++++ TEXT SHOWN ++++

Federal Judge Says Trump Can't Block Twitter Users

By Christopher Coble, Esq. on May 23, 2018 | Last updated on March 21, 2019

Few people, let alone presidents, use Twitter quite like Donald Trump. And now that he is president, Trump's Twitter use has a way of ruffling a few (ahem) feathers. His account can also be a lightning rod for some unsavory or unwelcome tweets. While the rest of us on Twitter would just block other users whose tweets become annoying, argumentative, or even abusive, President Trump no longer has that luxury.

A federal judge has ruled that blocking Twitter users from seeing Trump's @realDonaldTrump account violates the First Amendment. Here's the judge's ruling:

Tweets and Government Control

Writing for the U.S. District Court in the Southern District of New York, Judge Naomi Reice Buchwald wrote that both Trump and the White House social media director "exert governmental control over certain aspects of the @realDonaldTrump account," and thus the blocked plaintiffs in the case have a constitutionally protected interest in engaging with the account. (Indeed, Trump's own Department of Justice asserted his tweets are official presidential statements back in November of last year.)

By blocking their access to his account (blocked users can't see or respond to a person's tweets), the plaintiffs argued, the president was excluding them from a public forum based solely on their viewpoint, which is illegal under the First Amendment. And Judge Buchwald agreed. "The viewpoint-based exclusion of the individual plaintiffs from that designated public forum is proscribed by the First Amendment," she wrote, "and cannot be justified by the president's personal First Amendment interests."

No Government Official Is Above the Law

Judge Buchwald was definitive in her assertion of authority to order Trump and his social media team to unblock Twitter users and refrain from blocking in the future:

"It is emphatically the province and duty of the judicial department to say what the law is" ... and we have held that the President's blocking of the individual plaintiffs is unconstitutional under the First Amendment. Because no government official is above the law and because all government officials are presumed to follow the law once the judiciary has said what the law is, we must assume that the President ... will remedy the blocking we have held to be unconstitutional.

++++ RECORDS PROVIDED ++++

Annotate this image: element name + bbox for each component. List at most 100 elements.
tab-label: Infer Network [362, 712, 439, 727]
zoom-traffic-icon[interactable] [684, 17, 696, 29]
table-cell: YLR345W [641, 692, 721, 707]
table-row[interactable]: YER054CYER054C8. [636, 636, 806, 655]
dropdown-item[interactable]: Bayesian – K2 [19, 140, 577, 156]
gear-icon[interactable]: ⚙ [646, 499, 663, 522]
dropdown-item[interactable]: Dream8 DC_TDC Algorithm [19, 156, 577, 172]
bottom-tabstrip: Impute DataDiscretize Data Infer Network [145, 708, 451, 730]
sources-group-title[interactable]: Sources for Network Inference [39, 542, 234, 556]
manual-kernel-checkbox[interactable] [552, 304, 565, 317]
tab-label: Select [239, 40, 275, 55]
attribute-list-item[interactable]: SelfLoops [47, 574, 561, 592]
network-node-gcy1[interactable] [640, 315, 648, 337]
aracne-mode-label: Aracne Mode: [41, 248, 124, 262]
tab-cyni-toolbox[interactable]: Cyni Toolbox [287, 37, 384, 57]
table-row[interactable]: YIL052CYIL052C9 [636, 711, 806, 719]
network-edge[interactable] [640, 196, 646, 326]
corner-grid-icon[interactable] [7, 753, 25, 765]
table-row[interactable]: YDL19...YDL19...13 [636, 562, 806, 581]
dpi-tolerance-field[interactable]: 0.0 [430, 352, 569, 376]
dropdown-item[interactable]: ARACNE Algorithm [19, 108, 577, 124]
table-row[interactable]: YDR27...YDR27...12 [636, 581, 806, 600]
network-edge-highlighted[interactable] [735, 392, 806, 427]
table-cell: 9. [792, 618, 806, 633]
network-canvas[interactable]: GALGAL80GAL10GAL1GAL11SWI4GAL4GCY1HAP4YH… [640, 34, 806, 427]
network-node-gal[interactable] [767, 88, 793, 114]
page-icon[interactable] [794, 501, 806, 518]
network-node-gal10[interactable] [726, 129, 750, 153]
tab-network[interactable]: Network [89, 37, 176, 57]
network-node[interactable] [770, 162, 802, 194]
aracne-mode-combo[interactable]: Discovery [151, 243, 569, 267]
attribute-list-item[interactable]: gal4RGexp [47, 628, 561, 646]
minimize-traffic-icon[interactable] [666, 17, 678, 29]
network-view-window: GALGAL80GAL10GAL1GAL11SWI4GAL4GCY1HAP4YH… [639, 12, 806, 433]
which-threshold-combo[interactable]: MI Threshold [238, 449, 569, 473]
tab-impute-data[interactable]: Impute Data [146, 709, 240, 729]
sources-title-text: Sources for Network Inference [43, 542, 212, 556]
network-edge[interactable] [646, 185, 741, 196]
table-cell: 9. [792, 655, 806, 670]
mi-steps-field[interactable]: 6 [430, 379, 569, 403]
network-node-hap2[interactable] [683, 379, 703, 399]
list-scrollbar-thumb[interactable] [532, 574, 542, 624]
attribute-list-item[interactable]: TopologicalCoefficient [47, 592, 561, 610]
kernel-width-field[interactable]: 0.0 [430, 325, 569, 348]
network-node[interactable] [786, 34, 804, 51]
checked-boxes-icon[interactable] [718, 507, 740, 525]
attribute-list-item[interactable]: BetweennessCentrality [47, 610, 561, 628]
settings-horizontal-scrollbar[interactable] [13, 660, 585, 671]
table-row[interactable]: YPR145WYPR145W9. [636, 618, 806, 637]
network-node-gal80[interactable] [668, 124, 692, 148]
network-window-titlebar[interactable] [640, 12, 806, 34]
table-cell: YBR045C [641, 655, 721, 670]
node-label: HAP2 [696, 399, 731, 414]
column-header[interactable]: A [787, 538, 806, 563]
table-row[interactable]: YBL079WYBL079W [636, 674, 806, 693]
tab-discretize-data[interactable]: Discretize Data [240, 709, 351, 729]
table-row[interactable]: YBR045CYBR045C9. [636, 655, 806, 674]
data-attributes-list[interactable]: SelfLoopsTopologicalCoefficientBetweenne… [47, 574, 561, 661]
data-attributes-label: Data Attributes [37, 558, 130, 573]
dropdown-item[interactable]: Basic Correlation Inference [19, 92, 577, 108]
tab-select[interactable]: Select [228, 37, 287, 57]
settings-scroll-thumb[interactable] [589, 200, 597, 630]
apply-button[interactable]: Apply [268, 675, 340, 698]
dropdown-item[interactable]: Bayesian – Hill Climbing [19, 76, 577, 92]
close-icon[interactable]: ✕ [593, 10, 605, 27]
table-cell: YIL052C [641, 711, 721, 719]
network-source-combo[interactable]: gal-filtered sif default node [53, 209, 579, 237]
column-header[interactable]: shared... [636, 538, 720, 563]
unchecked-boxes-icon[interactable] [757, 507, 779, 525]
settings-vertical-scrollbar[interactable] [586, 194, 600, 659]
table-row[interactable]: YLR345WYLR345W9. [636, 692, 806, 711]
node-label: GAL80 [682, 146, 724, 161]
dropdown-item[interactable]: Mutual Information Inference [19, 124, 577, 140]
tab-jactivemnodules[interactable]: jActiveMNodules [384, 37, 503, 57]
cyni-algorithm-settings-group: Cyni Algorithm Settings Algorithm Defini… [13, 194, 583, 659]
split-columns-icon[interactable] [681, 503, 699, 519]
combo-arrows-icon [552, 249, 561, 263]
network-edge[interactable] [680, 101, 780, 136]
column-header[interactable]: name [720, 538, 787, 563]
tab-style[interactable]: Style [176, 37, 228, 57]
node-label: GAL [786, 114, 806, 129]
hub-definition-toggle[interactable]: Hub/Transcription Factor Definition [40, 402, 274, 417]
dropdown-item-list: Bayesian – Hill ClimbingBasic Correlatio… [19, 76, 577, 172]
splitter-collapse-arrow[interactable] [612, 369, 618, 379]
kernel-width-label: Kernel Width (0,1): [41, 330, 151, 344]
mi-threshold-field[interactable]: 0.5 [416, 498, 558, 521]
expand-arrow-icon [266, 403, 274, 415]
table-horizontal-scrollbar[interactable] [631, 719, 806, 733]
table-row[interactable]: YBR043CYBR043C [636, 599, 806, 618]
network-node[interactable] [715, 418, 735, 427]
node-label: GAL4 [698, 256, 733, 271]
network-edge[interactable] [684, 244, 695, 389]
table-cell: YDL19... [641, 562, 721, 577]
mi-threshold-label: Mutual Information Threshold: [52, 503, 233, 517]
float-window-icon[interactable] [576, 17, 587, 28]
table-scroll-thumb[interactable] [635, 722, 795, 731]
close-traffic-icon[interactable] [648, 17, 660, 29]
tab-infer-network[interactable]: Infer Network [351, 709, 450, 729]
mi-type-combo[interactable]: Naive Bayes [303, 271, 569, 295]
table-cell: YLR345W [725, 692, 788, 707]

++++

• **PROMPT**
Reproduce, word for word, the stretch of the Twitter-blocking article from "Few people, let" through "has that luxury.".

• **ANSWER FOR THE TASK**
Few people, let alone presidents, use Twitter quite like Donald Trump. And now that he is president, Trump's Twitter use has a way of ruffling a few (ahem) feathers. His account can also be a lightning rod for some unsavory or unwelcome tweets. While the rest of us on Twitter would just block other users whose tweets become annoying, argumentative, or even abusive, President Trump no longer has that luxury.